**REQUIRED WORK**
If a line in the entries below holds the string "menu", copy it.
*** Opening ENTRIES PROVIDED ***
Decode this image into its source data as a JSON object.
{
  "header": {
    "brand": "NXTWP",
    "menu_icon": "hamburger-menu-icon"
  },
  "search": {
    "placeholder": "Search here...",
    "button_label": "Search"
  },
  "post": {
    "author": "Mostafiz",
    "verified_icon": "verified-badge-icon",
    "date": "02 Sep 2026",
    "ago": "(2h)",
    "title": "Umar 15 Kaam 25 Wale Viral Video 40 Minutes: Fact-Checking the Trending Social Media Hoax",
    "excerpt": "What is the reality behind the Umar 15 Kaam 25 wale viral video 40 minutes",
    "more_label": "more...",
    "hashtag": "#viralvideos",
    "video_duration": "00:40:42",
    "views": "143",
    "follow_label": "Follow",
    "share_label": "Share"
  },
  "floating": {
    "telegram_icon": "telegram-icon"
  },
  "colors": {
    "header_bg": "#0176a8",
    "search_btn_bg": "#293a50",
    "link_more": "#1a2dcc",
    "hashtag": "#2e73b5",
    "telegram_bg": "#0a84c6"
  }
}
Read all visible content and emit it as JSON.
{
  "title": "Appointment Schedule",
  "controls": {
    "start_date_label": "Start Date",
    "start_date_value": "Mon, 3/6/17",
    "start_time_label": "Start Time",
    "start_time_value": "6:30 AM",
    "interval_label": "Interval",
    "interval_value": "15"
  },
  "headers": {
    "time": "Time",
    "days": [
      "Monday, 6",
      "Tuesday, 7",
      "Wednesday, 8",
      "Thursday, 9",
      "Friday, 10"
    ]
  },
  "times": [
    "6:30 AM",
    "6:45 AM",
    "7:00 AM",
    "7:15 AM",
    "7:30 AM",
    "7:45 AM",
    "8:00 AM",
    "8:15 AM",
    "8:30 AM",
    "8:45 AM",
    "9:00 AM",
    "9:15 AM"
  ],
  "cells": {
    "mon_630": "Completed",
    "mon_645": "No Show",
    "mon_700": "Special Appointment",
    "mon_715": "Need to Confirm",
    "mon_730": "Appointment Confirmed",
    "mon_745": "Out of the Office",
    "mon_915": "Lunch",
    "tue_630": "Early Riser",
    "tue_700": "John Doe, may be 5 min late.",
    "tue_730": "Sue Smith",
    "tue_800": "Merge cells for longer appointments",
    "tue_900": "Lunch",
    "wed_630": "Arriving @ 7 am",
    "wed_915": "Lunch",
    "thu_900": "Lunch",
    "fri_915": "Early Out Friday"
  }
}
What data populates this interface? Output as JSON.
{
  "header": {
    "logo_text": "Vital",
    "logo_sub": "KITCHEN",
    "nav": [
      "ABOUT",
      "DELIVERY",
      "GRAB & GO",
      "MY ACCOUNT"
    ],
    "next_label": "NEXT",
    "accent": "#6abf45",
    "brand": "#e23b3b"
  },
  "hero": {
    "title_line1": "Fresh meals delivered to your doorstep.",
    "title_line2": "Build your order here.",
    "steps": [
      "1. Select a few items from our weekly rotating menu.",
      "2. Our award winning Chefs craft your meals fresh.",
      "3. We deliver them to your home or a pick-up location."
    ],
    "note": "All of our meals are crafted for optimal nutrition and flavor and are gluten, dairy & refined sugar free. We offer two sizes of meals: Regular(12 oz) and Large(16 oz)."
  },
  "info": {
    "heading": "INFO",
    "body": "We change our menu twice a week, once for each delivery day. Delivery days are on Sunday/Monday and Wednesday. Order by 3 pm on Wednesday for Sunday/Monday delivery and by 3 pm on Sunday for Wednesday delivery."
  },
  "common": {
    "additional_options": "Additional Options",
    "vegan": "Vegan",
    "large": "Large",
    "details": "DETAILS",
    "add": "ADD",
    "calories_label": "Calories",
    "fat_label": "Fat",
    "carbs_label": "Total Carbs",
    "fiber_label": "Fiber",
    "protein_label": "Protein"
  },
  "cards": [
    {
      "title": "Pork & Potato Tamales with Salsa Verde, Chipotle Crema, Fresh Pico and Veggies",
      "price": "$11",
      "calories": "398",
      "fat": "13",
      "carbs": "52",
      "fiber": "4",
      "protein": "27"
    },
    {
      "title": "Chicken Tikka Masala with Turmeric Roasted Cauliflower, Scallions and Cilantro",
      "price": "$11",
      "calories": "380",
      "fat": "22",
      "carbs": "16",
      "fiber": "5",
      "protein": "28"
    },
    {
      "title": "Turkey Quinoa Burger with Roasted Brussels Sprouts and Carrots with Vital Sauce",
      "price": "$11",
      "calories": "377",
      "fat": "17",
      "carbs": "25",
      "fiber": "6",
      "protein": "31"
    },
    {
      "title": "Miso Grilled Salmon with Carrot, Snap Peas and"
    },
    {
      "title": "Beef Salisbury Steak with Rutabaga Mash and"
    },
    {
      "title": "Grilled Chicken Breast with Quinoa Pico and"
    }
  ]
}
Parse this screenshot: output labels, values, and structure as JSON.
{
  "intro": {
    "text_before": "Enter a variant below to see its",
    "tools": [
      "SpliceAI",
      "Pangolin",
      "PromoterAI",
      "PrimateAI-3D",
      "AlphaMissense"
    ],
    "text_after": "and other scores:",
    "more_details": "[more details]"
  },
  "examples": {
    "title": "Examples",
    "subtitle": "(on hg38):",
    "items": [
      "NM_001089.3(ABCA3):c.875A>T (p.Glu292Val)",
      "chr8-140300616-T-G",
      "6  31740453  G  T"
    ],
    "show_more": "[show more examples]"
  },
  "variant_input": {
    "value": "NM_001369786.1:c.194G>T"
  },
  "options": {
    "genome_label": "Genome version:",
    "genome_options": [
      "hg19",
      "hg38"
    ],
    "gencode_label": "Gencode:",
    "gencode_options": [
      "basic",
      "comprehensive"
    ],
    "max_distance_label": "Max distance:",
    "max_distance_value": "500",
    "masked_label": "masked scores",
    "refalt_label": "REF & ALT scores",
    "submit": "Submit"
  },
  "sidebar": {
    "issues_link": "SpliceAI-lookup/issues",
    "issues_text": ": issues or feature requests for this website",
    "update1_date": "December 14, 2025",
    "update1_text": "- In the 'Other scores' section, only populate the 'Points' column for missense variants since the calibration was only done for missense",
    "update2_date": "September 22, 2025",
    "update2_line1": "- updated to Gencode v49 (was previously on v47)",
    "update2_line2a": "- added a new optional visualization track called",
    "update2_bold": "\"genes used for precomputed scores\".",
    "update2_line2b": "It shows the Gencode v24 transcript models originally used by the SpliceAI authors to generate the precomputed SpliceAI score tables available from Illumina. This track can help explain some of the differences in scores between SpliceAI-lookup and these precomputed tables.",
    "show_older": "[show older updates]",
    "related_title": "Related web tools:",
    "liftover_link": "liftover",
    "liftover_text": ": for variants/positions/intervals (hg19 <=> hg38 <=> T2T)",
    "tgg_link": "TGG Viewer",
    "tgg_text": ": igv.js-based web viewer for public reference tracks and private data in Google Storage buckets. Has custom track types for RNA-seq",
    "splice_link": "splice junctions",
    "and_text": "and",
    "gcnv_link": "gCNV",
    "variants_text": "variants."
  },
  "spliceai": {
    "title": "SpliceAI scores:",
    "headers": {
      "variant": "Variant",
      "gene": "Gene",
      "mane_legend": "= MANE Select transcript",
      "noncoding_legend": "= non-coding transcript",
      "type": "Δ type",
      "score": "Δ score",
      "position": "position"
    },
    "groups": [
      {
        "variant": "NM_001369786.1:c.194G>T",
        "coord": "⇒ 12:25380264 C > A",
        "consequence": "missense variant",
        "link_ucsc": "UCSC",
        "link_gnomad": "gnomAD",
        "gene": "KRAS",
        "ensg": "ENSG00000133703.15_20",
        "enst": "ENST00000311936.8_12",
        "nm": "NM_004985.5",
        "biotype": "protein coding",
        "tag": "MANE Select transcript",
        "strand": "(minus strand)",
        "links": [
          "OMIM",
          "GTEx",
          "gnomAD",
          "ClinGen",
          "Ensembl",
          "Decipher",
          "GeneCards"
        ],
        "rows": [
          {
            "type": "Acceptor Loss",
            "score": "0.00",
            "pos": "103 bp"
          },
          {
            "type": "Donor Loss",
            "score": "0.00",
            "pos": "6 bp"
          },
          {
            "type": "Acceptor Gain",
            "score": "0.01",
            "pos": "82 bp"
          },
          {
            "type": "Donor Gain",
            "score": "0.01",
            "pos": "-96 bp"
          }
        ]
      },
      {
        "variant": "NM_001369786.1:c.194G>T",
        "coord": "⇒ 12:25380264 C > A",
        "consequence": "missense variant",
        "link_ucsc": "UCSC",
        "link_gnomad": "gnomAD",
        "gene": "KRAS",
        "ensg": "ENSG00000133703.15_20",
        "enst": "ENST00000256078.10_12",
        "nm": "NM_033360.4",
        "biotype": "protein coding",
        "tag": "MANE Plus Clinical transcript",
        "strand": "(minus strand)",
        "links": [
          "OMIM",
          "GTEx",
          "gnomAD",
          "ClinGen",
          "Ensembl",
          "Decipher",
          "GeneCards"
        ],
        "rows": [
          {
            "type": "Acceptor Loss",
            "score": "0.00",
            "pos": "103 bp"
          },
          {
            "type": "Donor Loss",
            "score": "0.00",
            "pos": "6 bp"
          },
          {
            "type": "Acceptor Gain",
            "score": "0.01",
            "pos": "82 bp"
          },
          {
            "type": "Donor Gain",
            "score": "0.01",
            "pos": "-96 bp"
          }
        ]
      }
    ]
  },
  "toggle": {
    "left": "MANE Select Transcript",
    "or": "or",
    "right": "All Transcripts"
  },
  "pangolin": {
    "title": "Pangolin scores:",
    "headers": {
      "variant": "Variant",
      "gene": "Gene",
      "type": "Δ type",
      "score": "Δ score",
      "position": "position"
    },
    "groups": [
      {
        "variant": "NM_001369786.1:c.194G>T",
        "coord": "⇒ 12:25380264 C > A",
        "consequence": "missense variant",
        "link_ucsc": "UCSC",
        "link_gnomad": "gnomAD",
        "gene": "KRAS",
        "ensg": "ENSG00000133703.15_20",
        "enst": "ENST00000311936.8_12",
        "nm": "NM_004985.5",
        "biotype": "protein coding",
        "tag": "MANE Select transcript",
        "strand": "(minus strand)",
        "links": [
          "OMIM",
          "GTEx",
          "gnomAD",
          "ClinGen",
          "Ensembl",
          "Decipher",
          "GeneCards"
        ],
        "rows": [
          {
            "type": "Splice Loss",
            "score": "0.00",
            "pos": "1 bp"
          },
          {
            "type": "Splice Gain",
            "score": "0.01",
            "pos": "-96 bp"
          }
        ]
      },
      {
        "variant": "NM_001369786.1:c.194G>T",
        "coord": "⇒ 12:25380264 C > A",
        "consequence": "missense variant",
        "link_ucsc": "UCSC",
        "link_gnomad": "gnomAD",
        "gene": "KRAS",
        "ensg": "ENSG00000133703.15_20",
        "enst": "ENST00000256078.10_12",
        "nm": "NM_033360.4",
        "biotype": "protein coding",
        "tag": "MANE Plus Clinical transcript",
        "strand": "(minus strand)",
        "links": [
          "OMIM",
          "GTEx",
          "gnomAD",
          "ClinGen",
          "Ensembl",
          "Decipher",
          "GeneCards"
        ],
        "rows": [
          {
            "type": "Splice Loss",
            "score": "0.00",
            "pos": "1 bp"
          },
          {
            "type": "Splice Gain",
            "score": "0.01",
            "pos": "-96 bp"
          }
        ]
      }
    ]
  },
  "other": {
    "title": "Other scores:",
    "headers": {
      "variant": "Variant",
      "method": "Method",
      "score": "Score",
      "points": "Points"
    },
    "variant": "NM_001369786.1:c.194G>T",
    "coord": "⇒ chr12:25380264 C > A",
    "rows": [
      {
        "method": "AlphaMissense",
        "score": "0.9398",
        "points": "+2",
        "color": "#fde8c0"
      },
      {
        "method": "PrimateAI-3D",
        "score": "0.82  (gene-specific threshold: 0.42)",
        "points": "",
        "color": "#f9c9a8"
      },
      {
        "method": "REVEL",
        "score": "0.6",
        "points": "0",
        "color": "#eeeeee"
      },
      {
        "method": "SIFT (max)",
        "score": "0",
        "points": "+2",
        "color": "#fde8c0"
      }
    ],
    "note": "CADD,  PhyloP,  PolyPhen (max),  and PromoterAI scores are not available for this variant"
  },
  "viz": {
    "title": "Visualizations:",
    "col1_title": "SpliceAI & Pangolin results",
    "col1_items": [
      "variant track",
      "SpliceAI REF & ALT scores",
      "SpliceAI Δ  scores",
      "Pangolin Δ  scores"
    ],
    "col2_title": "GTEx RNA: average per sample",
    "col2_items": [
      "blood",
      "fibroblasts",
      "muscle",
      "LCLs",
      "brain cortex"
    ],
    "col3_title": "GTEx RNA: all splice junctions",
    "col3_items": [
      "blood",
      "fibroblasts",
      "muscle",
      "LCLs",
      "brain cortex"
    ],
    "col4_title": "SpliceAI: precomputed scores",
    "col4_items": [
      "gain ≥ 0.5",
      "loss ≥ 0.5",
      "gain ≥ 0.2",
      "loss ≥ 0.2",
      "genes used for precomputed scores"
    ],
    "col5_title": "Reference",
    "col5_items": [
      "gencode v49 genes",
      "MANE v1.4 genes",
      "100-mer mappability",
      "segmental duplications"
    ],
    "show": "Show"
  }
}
*** Closing ENTRIES PROVIDED ***
**EXERCISE SOLUTION**
    "menu_icon": "hamburger-menu-icon"
      "1. Select a few items from our weekly rotating menu.",
    "body": "We change our menu twice a week, once for each delivery day. Delivery days are on Sunday/Monday and Wednesday. Order by 3 pm on Wednesday for Sunday/Monday delivery and by 3 pm on Sunday for Wednesday delivery."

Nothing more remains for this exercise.